▽

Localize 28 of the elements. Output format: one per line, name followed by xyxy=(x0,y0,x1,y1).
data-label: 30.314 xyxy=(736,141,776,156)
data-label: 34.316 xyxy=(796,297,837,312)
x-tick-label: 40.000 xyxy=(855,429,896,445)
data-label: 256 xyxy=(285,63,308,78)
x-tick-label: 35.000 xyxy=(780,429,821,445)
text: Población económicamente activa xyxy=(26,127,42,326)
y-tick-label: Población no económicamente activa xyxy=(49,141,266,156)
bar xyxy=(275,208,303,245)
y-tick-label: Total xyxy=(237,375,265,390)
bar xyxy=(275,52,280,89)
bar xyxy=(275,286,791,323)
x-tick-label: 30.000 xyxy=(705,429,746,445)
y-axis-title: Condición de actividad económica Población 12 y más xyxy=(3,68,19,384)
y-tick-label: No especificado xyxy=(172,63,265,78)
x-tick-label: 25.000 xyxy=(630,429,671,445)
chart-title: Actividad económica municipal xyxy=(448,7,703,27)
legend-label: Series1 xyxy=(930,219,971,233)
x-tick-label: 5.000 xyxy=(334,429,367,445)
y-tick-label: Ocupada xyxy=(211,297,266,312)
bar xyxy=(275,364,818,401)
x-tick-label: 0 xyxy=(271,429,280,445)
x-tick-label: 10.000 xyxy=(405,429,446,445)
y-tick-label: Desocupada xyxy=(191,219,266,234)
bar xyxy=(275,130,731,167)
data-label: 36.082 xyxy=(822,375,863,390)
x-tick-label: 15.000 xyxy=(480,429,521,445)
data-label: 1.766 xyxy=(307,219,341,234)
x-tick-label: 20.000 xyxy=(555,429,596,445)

△

◆ **Task**
Arrange the stretch from the beginning of the items through the line containing "text: Población económicamente" as a Markdown table with the columns "Row" and "Text": each line gets its own numbered row, and blank lines are left out.

◆ **Result**
| Row | Text |
|---|---|
| 1 | Localize 28 of the elements. Output format: one per line, name followed by xyxy=(x0,y0,x1,y1). |
| 2 | data-label: 30.314 xyxy=(736,141,776,156) |
| 3 | data-label: 34.316 xyxy=(796,297,837,312) |
| 4 | x-tick-label: 40.000 xyxy=(855,429,896,445) |
| 5 | data-label: 256 xyxy=(285,63,308,78) |
| 6 | x-tick-label: 35.000 xyxy=(780,429,821,445) |
| 7 | text: Población económicamente activa xyxy=(26,127,42,326) |